Data records
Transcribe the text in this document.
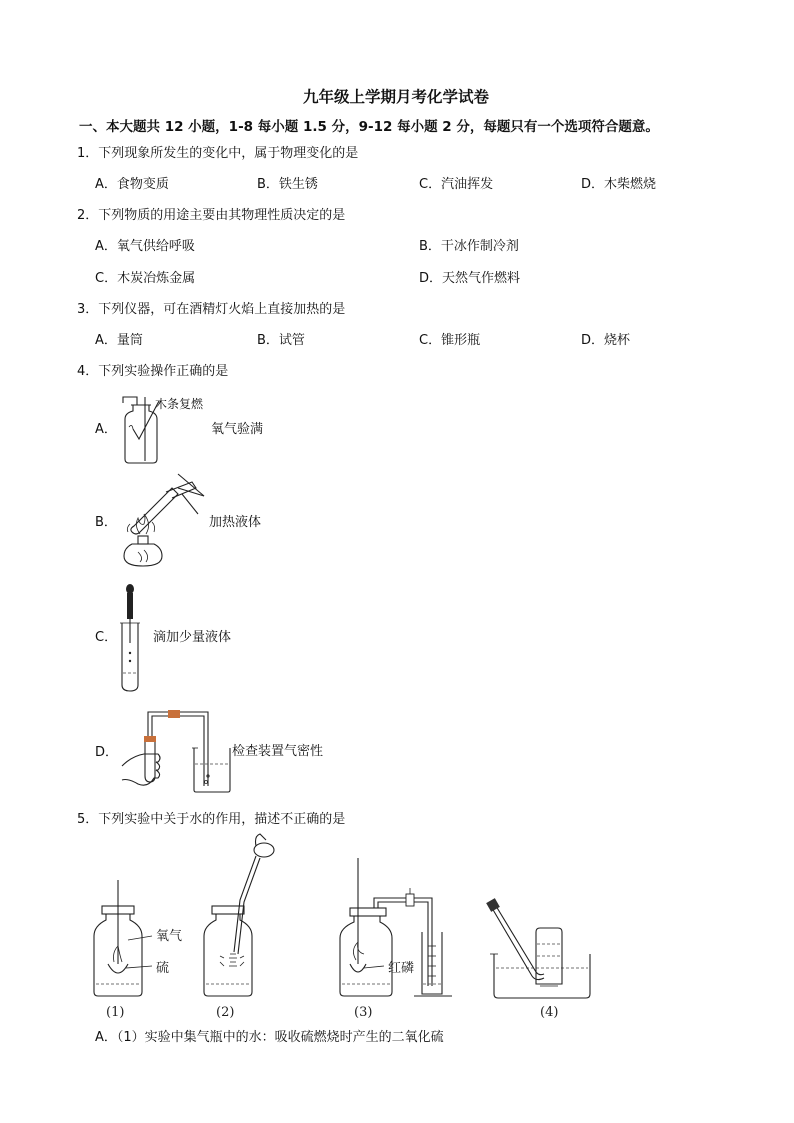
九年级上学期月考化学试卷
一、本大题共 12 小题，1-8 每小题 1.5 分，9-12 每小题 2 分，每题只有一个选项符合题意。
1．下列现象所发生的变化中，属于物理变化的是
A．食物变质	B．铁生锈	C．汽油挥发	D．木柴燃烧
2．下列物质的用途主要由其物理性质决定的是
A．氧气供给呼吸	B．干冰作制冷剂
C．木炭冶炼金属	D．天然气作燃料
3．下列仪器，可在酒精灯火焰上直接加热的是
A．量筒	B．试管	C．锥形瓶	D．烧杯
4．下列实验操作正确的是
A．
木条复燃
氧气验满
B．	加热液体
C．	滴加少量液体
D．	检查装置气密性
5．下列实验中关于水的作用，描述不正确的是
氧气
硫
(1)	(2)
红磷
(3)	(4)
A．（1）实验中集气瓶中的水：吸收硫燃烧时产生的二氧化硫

---

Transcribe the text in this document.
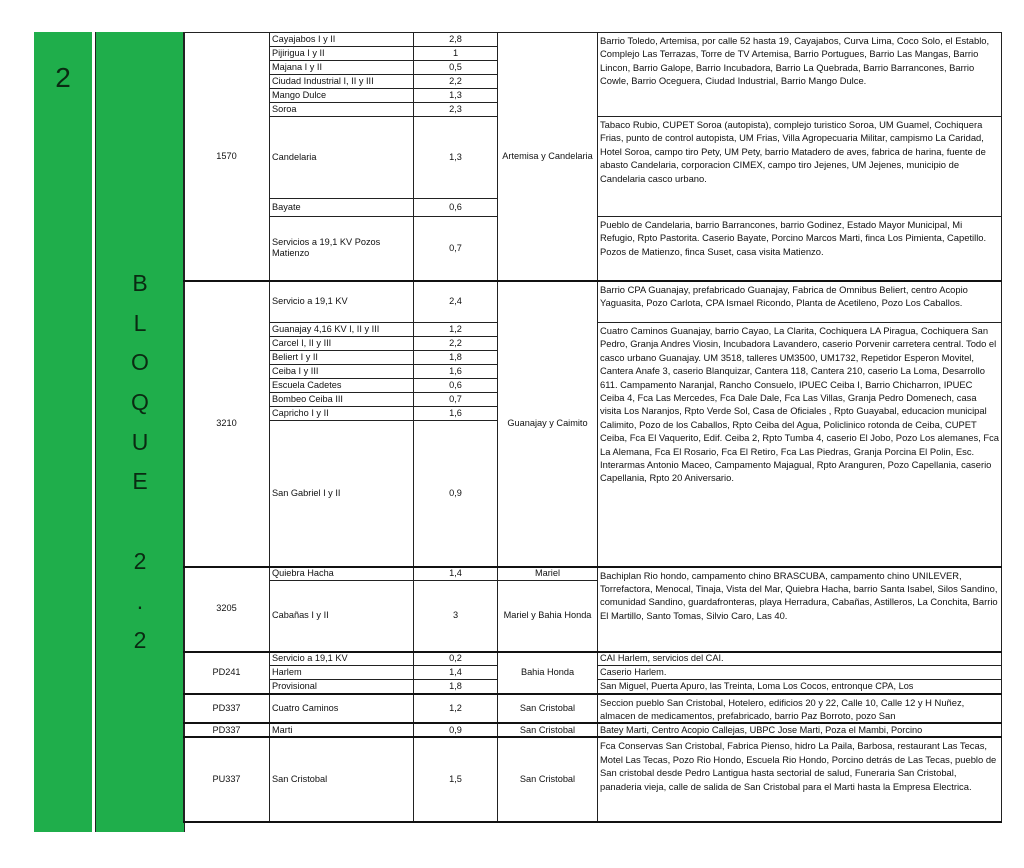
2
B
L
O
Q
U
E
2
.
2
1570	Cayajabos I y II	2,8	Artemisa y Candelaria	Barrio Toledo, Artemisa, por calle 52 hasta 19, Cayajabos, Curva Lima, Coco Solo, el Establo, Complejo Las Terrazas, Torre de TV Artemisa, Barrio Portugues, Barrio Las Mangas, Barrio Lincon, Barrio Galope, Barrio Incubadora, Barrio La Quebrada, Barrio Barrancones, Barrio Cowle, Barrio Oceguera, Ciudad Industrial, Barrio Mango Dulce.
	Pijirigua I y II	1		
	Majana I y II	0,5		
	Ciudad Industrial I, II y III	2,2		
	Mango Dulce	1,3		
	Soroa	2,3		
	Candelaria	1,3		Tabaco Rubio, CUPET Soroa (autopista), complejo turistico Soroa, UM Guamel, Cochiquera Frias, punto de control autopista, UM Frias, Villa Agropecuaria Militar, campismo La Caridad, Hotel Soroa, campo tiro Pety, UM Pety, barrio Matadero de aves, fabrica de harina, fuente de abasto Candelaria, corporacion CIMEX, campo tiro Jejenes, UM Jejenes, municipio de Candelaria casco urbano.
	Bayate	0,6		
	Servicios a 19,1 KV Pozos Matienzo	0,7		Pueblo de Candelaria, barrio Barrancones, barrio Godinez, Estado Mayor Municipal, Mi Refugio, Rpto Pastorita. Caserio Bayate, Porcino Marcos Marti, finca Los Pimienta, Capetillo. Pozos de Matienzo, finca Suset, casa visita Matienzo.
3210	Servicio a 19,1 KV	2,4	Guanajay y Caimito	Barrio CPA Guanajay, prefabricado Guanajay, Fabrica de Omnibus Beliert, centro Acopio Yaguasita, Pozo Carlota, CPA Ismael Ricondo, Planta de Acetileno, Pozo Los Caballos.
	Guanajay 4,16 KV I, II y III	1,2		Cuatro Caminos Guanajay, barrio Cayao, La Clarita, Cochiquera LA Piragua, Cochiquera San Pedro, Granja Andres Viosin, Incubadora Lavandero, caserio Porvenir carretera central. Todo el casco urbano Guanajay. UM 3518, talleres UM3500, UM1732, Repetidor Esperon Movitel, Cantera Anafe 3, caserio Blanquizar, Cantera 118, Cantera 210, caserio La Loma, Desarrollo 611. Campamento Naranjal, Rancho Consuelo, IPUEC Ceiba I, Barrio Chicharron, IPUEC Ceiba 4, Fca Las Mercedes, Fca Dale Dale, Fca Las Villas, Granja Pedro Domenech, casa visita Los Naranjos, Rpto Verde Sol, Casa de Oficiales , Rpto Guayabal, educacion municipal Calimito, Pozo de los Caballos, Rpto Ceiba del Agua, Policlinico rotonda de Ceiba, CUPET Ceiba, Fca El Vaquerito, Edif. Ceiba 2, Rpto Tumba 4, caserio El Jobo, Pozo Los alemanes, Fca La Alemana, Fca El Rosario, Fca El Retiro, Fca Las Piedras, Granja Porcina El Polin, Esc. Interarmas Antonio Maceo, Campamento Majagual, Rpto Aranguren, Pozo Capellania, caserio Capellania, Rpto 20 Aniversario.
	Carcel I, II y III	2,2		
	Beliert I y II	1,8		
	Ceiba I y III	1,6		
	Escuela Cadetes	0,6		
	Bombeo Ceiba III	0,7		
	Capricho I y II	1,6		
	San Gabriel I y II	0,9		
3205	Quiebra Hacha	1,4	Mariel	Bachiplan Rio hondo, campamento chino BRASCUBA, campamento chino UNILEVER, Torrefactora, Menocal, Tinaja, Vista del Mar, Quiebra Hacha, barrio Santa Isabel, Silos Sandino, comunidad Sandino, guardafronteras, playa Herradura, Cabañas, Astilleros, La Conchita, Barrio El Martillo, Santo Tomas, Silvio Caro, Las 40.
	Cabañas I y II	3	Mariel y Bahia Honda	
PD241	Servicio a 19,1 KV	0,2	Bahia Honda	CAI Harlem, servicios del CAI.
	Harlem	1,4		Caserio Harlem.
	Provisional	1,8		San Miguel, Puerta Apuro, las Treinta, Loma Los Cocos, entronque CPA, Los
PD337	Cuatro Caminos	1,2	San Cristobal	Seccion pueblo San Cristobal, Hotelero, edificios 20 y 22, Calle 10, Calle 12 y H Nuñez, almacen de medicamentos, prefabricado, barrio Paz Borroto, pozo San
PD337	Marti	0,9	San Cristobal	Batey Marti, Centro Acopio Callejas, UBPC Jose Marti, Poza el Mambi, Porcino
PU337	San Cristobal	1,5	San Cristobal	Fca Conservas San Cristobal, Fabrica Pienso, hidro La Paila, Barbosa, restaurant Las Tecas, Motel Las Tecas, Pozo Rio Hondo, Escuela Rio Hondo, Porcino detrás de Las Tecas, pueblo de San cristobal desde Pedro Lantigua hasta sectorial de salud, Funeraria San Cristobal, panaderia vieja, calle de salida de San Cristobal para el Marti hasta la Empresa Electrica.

What is asked:
Where a line holds the string "Ciudad", copy that line.

Solved exercise:
1570	Cayajabos I y II	2,8	Artemisa y Candelaria	Barrio Toledo, Artemisa, por calle 52 hasta 19, Cayajabos, Curva Lima, Coco Solo, el Establo, Complejo Las Terrazas, Torre de TV Artemisa, Barrio Portugues, Barrio Las Mangas, Barrio Lincon, Barrio Galope, Barrio Incubadora, Barrio La Quebrada, Barrio Barrancones, Barrio Cowle, Barrio Oceguera, Ciudad Industrial, Barrio Mango Dulce.
	Ciudad Industrial I, II y III	2,2		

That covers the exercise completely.